== Challenge ==
Return all of the data exactly, with nothing left out but the pictures.

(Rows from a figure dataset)
■ ■ ■ ■
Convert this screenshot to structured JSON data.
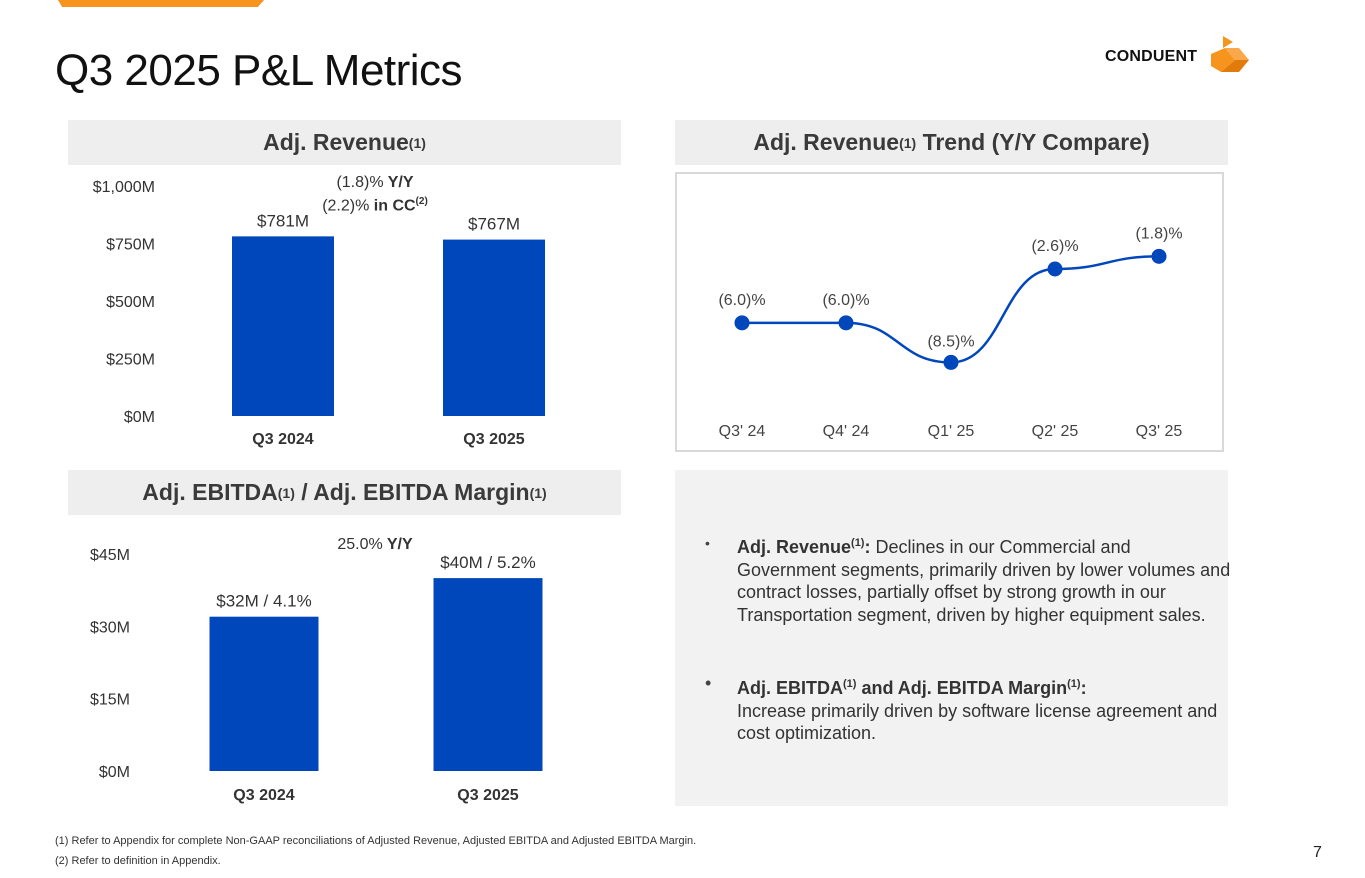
{
  "page": {
    "title": "Q3 2025 P&L Metrics",
    "page_number": "7",
    "brand_name": "CONDUENT",
    "accent_color": "#f7941d",
    "bar_color": "#0047bb"
  },
  "panels": {
    "revenue_head": {
      "label": "Adj. Revenue",
      "sup": "(1)"
    },
    "trend_head": {
      "label_a": "Adj. Revenue",
      "sup": "(1)",
      "label_b": " Trend (Y/Y Compare)"
    },
    "ebitda_head": {
      "label_a": "Adj. EBITDA",
      "sup_a": "(1)",
      "label_b": " / Adj. EBITDA Margin",
      "sup_b": "(1)"
    }
  },
  "annotations": {
    "revenue_yy_value": "(1.8)%",
    "revenue_yy_label": " Y/Y",
    "revenue_cc_value": "(2.2)%",
    "revenue_cc_label": " in CC",
    "revenue_cc_sup": "(2)",
    "ebitda_yy_value": "25.0%",
    "ebitda_yy_label": " Y/Y"
  },
  "commentary": {
    "bullet1_title": "Adj. Revenue",
    "bullet1_sup": "(1)",
    "bullet1_colon": ":",
    "bullet1_text": " Declines in our Commercial and Government segments, primarily driven by lower volumes and contract losses, partially offset by strong growth in our Transportation segment, driven by higher equipment sales.",
    "bullet2_title_a": "Adj. EBITDA",
    "bullet2_sup_a": "(1)",
    "bullet2_title_b": " and Adj. EBITDA Margin",
    "bullet2_sup_b": "(1)",
    "bullet2_colon": ":",
    "bullet2_text": "Increase primarily driven by software license agreement and cost optimization.",
    "bullet_symbol": "•"
  },
  "footnotes": {
    "note1": "(1) Refer to Appendix for complete Non-GAAP reconciliations of Adjusted Revenue, Adjusted EBITDA and Adjusted EBITDA Margin.",
    "note2": "(2) Refer to definition in Appendix."
  },
  "chart_data": [
    {
      "id": "revenue",
      "type": "bar",
      "title": "Adj. Revenue(1)",
      "categories": [
        "Q3 2024",
        "Q3 2025"
      ],
      "values": [
        781,
        767
      ],
      "value_labels": [
        "$781M",
        "$767M"
      ],
      "ylim": [
        0,
        1000
      ],
      "yticks": [
        0,
        250,
        500,
        750,
        1000
      ],
      "ytick_labels": [
        "$0M",
        "$250M",
        "$500M",
        "$750M",
        "$1,000M"
      ],
      "ylabel": "",
      "xlabel": ""
    },
    {
      "id": "trend",
      "type": "line",
      "title": "Adj. Revenue(1) Trend (Y/Y Compare)",
      "categories": [
        "Q3' 24",
        "Q4' 24",
        "Q1' 25",
        "Q2' 25",
        "Q3' 25"
      ],
      "values": [
        -6.0,
        -6.0,
        -8.5,
        -2.6,
        -1.8
      ],
      "value_labels": [
        "(6.0)%",
        "(6.0)%",
        "(8.5)%",
        "(2.6)%",
        "(1.8)%"
      ],
      "ylim": [
        -11,
        1
      ]
    },
    {
      "id": "ebitda",
      "type": "bar",
      "title": "Adj. EBITDA(1) / Adj. EBITDA Margin(1)",
      "categories": [
        "Q3 2024",
        "Q3 2025"
      ],
      "values": [
        32,
        40
      ],
      "margins_pct": [
        4.1,
        5.2
      ],
      "value_labels": [
        "$32M / 4.1%",
        "$40M / 5.2%"
      ],
      "ylim": [
        0,
        45
      ],
      "yticks": [
        0,
        15,
        30,
        45
      ],
      "ytick_labels": [
        "$0M",
        "$15M",
        "$30M",
        "$45M"
      ],
      "ylabel": "",
      "xlabel": ""
    }
  ]
}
■ ■ ■ ■
== Response ==
Convert this screenshot to structured JSON data.
{
  "page": {
    "title": "Q3 2025 P&L Metrics",
    "page_number": "7",
    "brand_name": "CONDUENT",
    "accent_color": "#f7941d",
    "bar_color": "#0047bb"
  },
  "panels": {
    "revenue_head": {
      "label": "Adj. Revenue",
      "sup": "(1)"
    },
    "trend_head": {
      "label_a": "Adj. Revenue",
      "sup": "(1)",
      "label_b": " Trend (Y/Y Compare)"
    },
    "ebitda_head": {
      "label_a": "Adj. EBITDA",
      "sup_a": "(1)",
      "label_b": " / Adj. EBITDA Margin",
      "sup_b": "(1)"
    }
  },
  "annotations": {
    "revenue_yy_value": "(1.8)%",
    "revenue_yy_label": " Y/Y",
    "revenue_cc_value": "(2.2)%",
    "revenue_cc_label": " in CC",
    "revenue_cc_sup": "(2)",
    "ebitda_yy_value": "25.0%",
    "ebitda_yy_label": " Y/Y"
  },
  "commentary": {
    "bullet1_title": "Adj. Revenue",
    "bullet1_sup": "(1)",
    "bullet1_colon": ":",
    "bullet1_text": " Declines in our Commercial and Government segments, primarily driven by lower volumes and contract losses, partially offset by strong growth in our Transportation segment, driven by higher equipment sales.",
    "bullet2_title_a": "Adj. EBITDA",
    "bullet2_sup_a": "(1)",
    "bullet2_title_b": " and Adj. EBITDA Margin",
    "bullet2_sup_b": "(1)",
    "bullet2_colon": ":",
    "bullet2_text": "Increase primarily driven by software license agreement and cost optimization.",
    "bullet_symbol": "•"
  },
  "footnotes": {
    "note1": "(1) Refer to Appendix for complete Non-GAAP reconciliations of Adjusted Revenue, Adjusted EBITDA and Adjusted EBITDA Margin.",
    "note2": "(2) Refer to definition in Appendix."
  },
  "chart_data": [
    {
      "id": "revenue",
      "type": "bar",
      "title": "Adj. Revenue(1)",
      "categories": [
        "Q3 2024",
        "Q3 2025"
      ],
      "values": [
        781,
        767
      ],
      "value_labels": [
        "$781M",
        "$767M"
      ],
      "ylim": [
        0,
        1000
      ],
      "yticks": [
        0,
        250,
        500,
        750,
        1000
      ],
      "ytick_labels": [
        "$0M",
        "$250M",
        "$500M",
        "$750M",
        "$1,000M"
      ],
      "ylabel": "",
      "xlabel": ""
    },
    {
      "id": "trend",
      "type": "line",
      "title": "Adj. Revenue(1) Trend (Y/Y Compare)",
      "categories": [
        "Q3' 24",
        "Q4' 24",
        "Q1' 25",
        "Q2' 25",
        "Q3' 25"
      ],
      "values": [
        -6.0,
        -6.0,
        -8.5,
        -2.6,
        -1.8
      ],
      "value_labels": [
        "(6.0)%",
        "(6.0)%",
        "(8.5)%",
        "(2.6)%",
        "(1.8)%"
      ],
      "ylim": [
        -11,
        1
      ]
    },
    {
      "id": "ebitda",
      "type": "bar",
      "title": "Adj. EBITDA(1) / Adj. EBITDA Margin(1)",
      "categories": [
        "Q3 2024",
        "Q3 2025"
      ],
      "values": [
        32,
        40
      ],
      "margins_pct": [
        4.1,
        5.2
      ],
      "value_labels": [
        "$32M / 4.1%",
        "$40M / 5.2%"
      ],
      "ylim": [
        0,
        45
      ],
      "yticks": [
        0,
        15,
        30,
        45
      ],
      "ytick_labels": [
        "$0M",
        "$15M",
        "$30M",
        "$45M"
      ],
      "ylabel": "",
      "xlabel": ""
    }
  ]
}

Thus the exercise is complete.